(GIVEN INSTRUCTION): Filter the entries below, keeping only lines with the word "Update".
— Start —
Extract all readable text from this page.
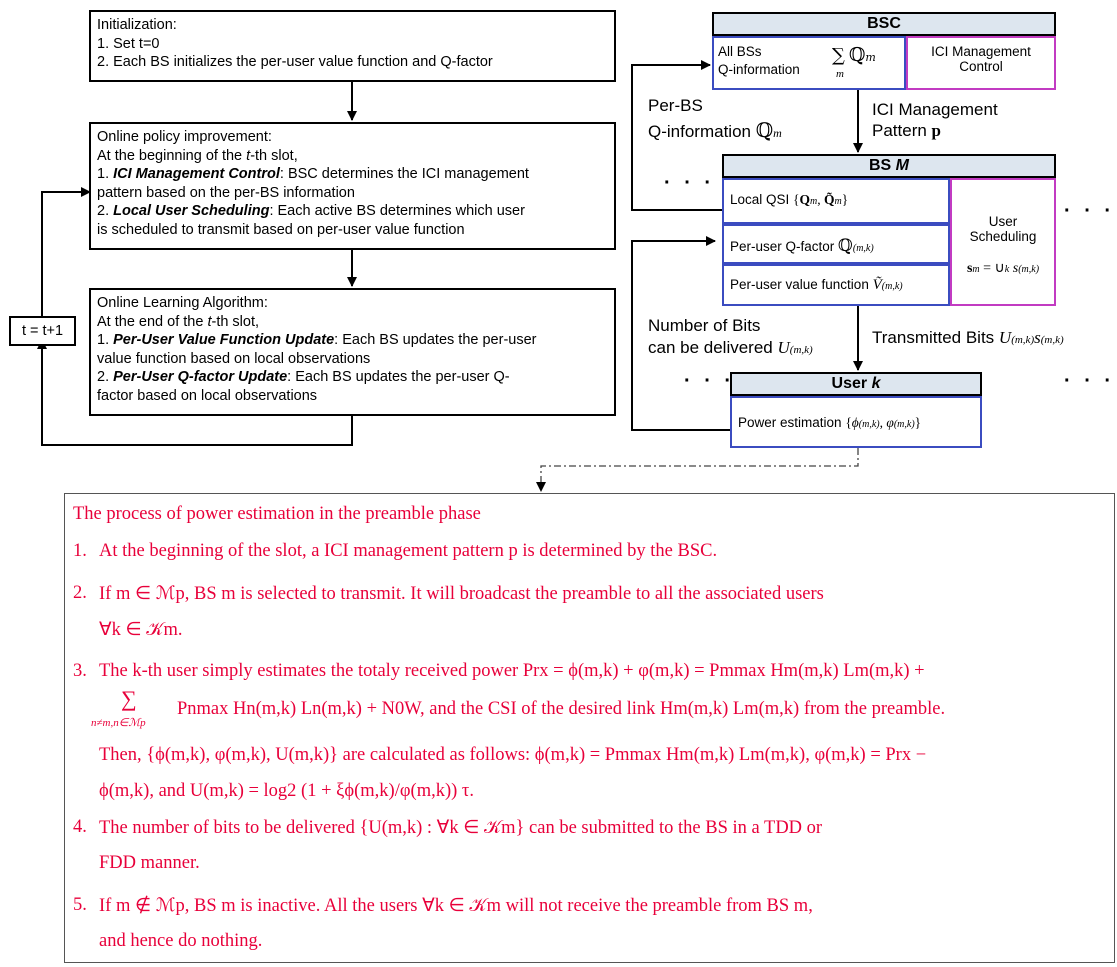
Initialization:
1. Set t=0
2. Each BS initializes the per-user value function and Q-factor
Online policy improvement:
At the beginning of the t-th slot,
1. ICI Management Control: BSC determines the ICI management
pattern based on the per-BS information
2. Local User Scheduling: Each active BS determines which user
is scheduled to transmit based on per-user value function
Online Learning Algorithm:
At the end of the t-th slot,
1. Per-User Value Function Update: Each BS updates the per-user
value function based on local observations
2. Per-User Q-factor Update: Each BS updates the per-user Q-
factor based on local observations
t = t+1
BSC
All BSs
Q-information
∑ ℚm
m
ICI Management
Control
Per-BS
Q-information ℚm
ICI Management
Pattern p
BS M
Local QSI {Qm, Q̃m}
Per-user Q-factor ℚ(m,k)
Per-user value function Ṽ(m,k)
User
Scheduling
sm = ∪k s(m,k)
Number of Bits
can be delivered U(m,k)
Transmitted Bits U(m,k)s(m,k)
User k
Power estimation {ϕ(m,k), φ(m,k)}
· · ·
· · ·
· · ·	· · ·
The process of power estimation in the preamble phase
1. At the beginning of the slot, a ICI management pattern p is determined by the BSC.
2. If m ∈ ℳp, BS m is selected to transmit. It will broadcast the preamble to all the associated users
∀k ∈ 𝒦m.
3. The k-th user simply estimates the totaly received power Prx = ϕ(m,k) + φ(m,k) = Pmmax Hm(m,k) Lm(m,k) +
∑
n≠m,n∈ℳp
Pnmax Hn(m,k) Ln(m,k) + N0W, and the CSI of the desired link Hm(m,k) Lm(m,k) from the preamble.
Then, {ϕ(m,k), φ(m,k), U(m,k)} are calculated as follows: ϕ(m,k) = Pmmax Hm(m,k) Lm(m,k), φ(m,k) = Prx −
ϕ(m,k), and U(m,k) = log2 (1 + ξϕ(m,k)/φ(m,k)) τ.
4. The number of bits to be delivered {U(m,k) : ∀k ∈ 𝒦m} can be submitted to the BS in a TDD or
FDD manner.
5. If m ∉ ℳp, BS m is inactive. All the users ∀k ∈ 𝒦m will not receive the preamble from BS m,
and hence do nothing.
— End —
(OUTPUT OF THE TASK):
1. Per-User Value Function Update: Each BS updates the per-user
2. Per-User Q-factor Update: Each BS updates the per-user Q-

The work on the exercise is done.